-- start of Given data --
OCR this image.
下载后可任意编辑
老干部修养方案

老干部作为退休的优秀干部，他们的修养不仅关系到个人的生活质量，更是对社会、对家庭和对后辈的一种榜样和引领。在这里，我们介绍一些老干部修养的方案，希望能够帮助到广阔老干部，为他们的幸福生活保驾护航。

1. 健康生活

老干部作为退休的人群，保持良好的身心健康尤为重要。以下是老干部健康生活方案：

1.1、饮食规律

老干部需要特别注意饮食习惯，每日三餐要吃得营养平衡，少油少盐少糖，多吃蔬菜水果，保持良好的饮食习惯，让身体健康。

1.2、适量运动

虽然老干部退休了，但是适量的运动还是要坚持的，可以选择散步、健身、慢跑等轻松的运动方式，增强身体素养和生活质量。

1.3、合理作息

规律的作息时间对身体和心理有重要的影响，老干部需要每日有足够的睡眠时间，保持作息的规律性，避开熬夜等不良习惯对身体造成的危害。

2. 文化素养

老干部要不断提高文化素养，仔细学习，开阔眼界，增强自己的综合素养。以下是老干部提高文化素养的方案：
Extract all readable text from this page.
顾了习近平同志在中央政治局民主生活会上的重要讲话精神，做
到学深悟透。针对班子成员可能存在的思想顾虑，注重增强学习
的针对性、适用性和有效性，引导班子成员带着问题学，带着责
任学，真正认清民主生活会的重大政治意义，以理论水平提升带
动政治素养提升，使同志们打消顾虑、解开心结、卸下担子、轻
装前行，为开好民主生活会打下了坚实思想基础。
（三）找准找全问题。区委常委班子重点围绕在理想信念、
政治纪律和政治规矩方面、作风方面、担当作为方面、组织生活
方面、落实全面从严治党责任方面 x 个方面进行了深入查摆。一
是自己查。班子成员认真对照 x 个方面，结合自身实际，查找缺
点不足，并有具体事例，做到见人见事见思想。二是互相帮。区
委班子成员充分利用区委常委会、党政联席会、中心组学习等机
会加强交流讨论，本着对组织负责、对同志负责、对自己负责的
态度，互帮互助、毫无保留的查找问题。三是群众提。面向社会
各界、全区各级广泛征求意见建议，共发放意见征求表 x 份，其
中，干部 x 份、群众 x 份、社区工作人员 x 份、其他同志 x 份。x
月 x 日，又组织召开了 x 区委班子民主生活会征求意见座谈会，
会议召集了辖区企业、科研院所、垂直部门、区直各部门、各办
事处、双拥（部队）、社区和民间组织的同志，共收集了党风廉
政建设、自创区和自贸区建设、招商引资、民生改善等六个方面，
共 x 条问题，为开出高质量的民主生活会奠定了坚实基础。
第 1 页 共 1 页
-- end of Given data --
*Exercise instructions:*
Your task is to return the full listing exactly as it was given.

*Result for this task:*
OCR this image.
下载后可任意编辑
老干部修养方案

老干部作为退休的优秀干部，他们的修养不仅关系到个人的生活质量，更是对社会、对家庭和对后辈的一种榜样和引领。在这里，我们介绍一些老干部修养的方案，希望能够帮助到广阔老干部，为他们的幸福生活保驾护航。

1. 健康生活

老干部作为退休的人群，保持良好的身心健康尤为重要。以下是老干部健康生活方案：

1.1、饮食规律

老干部需要特别注意饮食习惯，每日三餐要吃得营养平衡，少油少盐少糖，多吃蔬菜水果，保持良好的饮食习惯，让身体健康。

1.2、适量运动

虽然老干部退休了，但是适量的运动还是要坚持的，可以选择散步、健身、慢跑等轻松的运动方式，增强身体素养和生活质量。

1.3、合理作息

规律的作息时间对身体和心理有重要的影响，老干部需要每日有足够的睡眠时间，保持作息的规律性，避开熬夜等不良习惯对身体造成的危害。

2. 文化素养

老干部要不断提高文化素养，仔细学习，开阔眼界，增强自己的综合素养。以下是老干部提高文化素养的方案：
Extract all readable text from this page.
顾了习近平同志在中央政治局民主生活会上的重要讲话精神，做
到学深悟透。针对班子成员可能存在的思想顾虑，注重增强学习
的针对性、适用性和有效性，引导班子成员带着问题学，带着责
任学，真正认清民主生活会的重大政治意义，以理论水平提升带
动政治素养提升，使同志们打消顾虑、解开心结、卸下担子、轻
装前行，为开好民主生活会打下了坚实思想基础。
（三）找准找全问题。区委常委班子重点围绕在理想信念、
政治纪律和政治规矩方面、作风方面、担当作为方面、组织生活
方面、落实全面从严治党责任方面 x 个方面进行了深入查摆。一
是自己查。班子成员认真对照 x 个方面，结合自身实际，查找缺
点不足，并有具体事例，做到见人见事见思想。二是互相帮。区
委班子成员充分利用区委常委会、党政联席会、中心组学习等机
会加强交流讨论，本着对组织负责、对同志负责、对自己负责的
态度，互帮互助、毫无保留的查找问题。三是群众提。面向社会
各界、全区各级广泛征求意见建议，共发放意见征求表 x 份，其
中，干部 x 份、群众 x 份、社区工作人员 x 份、其他同志 x 份。x
月 x 日，又组织召开了 x 区委班子民主生活会征求意见座谈会，
会议召集了辖区企业、科研院所、垂直部门、区直各部门、各办
事处、双拥（部队）、社区和民间组织的同志，共收集了党风廉
政建设、自创区和自贸区建设、招商引资、民生改善等六个方面，
共 x 条问题，为开出高质量的民主生活会奠定了坚实基础。
第 1 页 共 1 页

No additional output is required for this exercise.